▶ _Problem to solve_
Give the number of lines in the listing below that include the word "organizacjami", with nothing more.

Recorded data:
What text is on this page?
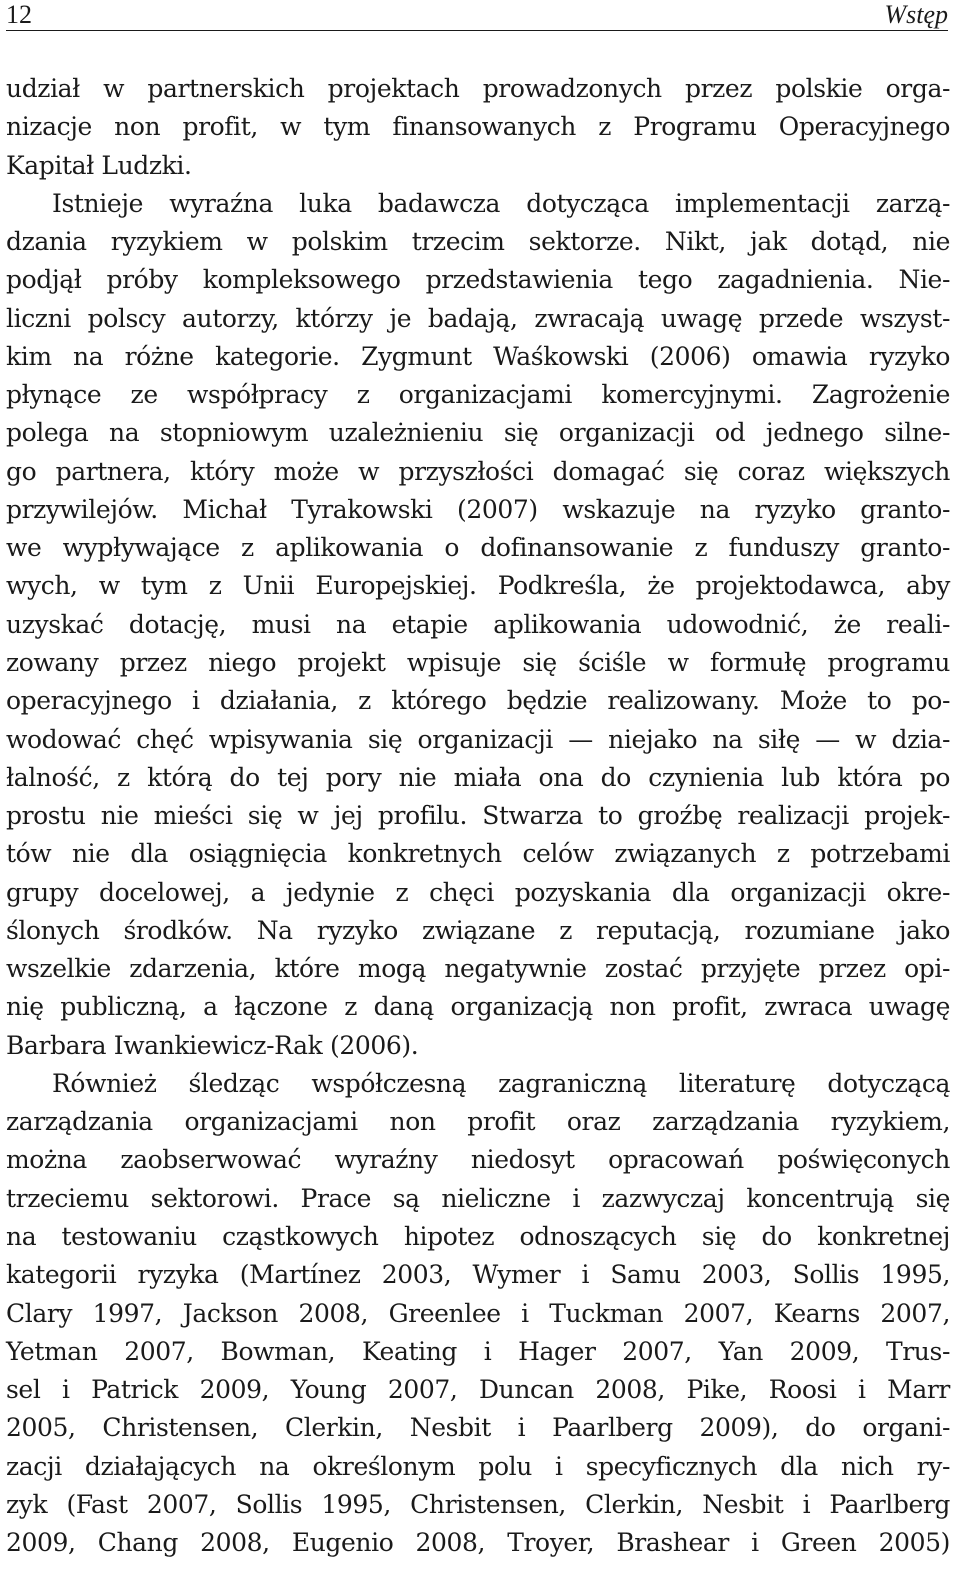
12	Wstęp
udział w partnerskich projektach prowadzonych przez polskie orga-
nizacje non profit, w tym finansowanych z Programu Operacyjnego
Kapitał Ludzki.
Istnieje wyraźna luka badawcza dotycząca implementacji zarzą-
dzania ryzykiem w polskim trzecim sektorze. Nikt, jak dotąd, nie
podjął próby kompleksowego przedstawienia tego zagadnienia. Nie-
liczni polscy autorzy, którzy je badają, zwracają uwagę przede wszyst-
kim na różne kategorie. Zygmunt Waśkowski (2006) omawia ryzyko
płynące ze współpracy z organizacjami komercyjnymi. Zagrożenie
polega na stopniowym uzależnieniu się organizacji od jednego silne-
go partnera, który może w przyszłości domagać się coraz większych
przywilejów. Michał Tyrakowski (2007) wskazuje na ryzyko granto-
we wypływające z aplikowania o dofinansowanie z funduszy granto-
wych, w tym z Unii Europejskiej. Podkreśla, że projektodawca, aby
uzyskać dotację, musi na etapie aplikowania udowodnić, że reali-
zowany przez niego projekt wpisuje się ściśle w formułę programu
operacyjnego i działania, z którego będzie realizowany. Może to po-
wodować chęć wpisywania się organizacji — niejako na siłę — w dzia-
łalność, z którą do tej pory nie miała ona do czynienia lub która po
prostu nie mieści się w jej profilu. Stwarza to groźbę realizacji projek-
tów nie dla osiągnięcia konkretnych celów związanych z potrzebami
grupy docelowej, a jedynie z chęci pozyskania dla organizacji okre-
ślonych środków. Na ryzyko związane z reputacją, rozumiane jako
wszelkie zdarzenia, które mogą negatywnie zostać przyjęte przez opi-
nię publiczną, a łączone z daną organizacją non profit, zwraca uwagę
Barbara Iwankiewicz-Rak (2006).
Również śledząc współczesną zagraniczną literaturę dotyczącą
zarządzania organizacjami non profit oraz zarządzania ryzykiem,
można zaobserwować wyraźny niedosyt opracowań poświęconych
trzeciemu sektorowi. Prace są nieliczne i zazwyczaj koncentrują się
na testowaniu cząstkowych hipotez odnoszących się do konkretnej
kategorii ryzyka (Martínez 2003, Wymer i Samu 2003, Sollis 1995,
Clary 1997, Jackson 2008, Greenlee i Tuckman 2007, Kearns 2007,
Yetman 2007, Bowman, Keating i Hager 2007, Yan 2009, Trus-
sel i Patrick 2009, Young 2007, Duncan 2008, Pike, Roosi i Marr
2005, Christensen, Clerkin, Nesbit i Paarlberg 2009), do organi-
zacji działających na określonym polu i specyficznych dla nich ry-
zyk (Fast 2007, Sollis 1995, Christensen, Clerkin, Nesbit i Paarlberg
2009, Chang 2008, Eugenio 2008, Troyer, Brashear i Green 2005)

▶ _Answer for this exercise_
2